Can the data below be echoed back word for word?

(Data entries)
— Start —

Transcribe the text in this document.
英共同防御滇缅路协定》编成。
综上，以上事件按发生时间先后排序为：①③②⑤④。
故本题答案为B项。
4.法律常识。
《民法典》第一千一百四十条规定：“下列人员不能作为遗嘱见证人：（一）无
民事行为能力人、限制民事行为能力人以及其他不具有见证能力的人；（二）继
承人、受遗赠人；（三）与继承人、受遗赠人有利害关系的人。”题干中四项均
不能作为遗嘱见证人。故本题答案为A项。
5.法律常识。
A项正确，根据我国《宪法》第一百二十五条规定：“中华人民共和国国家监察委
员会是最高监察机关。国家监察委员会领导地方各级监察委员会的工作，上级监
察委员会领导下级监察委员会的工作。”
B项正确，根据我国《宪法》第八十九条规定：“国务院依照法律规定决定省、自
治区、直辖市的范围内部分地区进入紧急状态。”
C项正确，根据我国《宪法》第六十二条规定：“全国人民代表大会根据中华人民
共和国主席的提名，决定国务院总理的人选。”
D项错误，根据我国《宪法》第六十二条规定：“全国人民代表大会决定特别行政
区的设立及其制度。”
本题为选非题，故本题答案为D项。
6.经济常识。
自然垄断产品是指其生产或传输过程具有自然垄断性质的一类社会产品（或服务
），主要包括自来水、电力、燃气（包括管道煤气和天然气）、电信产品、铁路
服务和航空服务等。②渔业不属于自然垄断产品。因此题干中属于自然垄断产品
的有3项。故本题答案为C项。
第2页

— End —

> **Written solution**
Transcribe the text in this document.
英共同防御滇缅路协定》编成。
综上，以上事件按发生时间先后排序为：①③②⑤④。
故本题答案为B项。
4.法律常识。
《民法典》第一千一百四十条规定：“下列人员不能作为遗嘱见证人：（一）无
民事行为能力人、限制民事行为能力人以及其他不具有见证能力的人；（二）继
承人、受遗赠人；（三）与继承人、受遗赠人有利害关系的人。”题干中四项均
不能作为遗嘱见证人。故本题答案为A项。
5.法律常识。
A项正确，根据我国《宪法》第一百二十五条规定：“中华人民共和国国家监察委
员会是最高监察机关。国家监察委员会领导地方各级监察委员会的工作，上级监
察委员会领导下级监察委员会的工作。”
B项正确，根据我国《宪法》第八十九条规定：“国务院依照法律规定决定省、自
治区、直辖市的范围内部分地区进入紧急状态。”
C项正确，根据我国《宪法》第六十二条规定：“全国人民代表大会根据中华人民
共和国主席的提名，决定国务院总理的人选。”
D项错误，根据我国《宪法》第六十二条规定：“全国人民代表大会决定特别行政
区的设立及其制度。”
本题为选非题，故本题答案为D项。
6.经济常识。
自然垄断产品是指其生产或传输过程具有自然垄断性质的一类社会产品（或服务
），主要包括自来水、电力、燃气（包括管道煤气和天然气）、电信产品、铁路
服务和航空服务等。②渔业不属于自然垄断产品。因此题干中属于自然垄断产品
的有3项。故本题答案为C项。
第2页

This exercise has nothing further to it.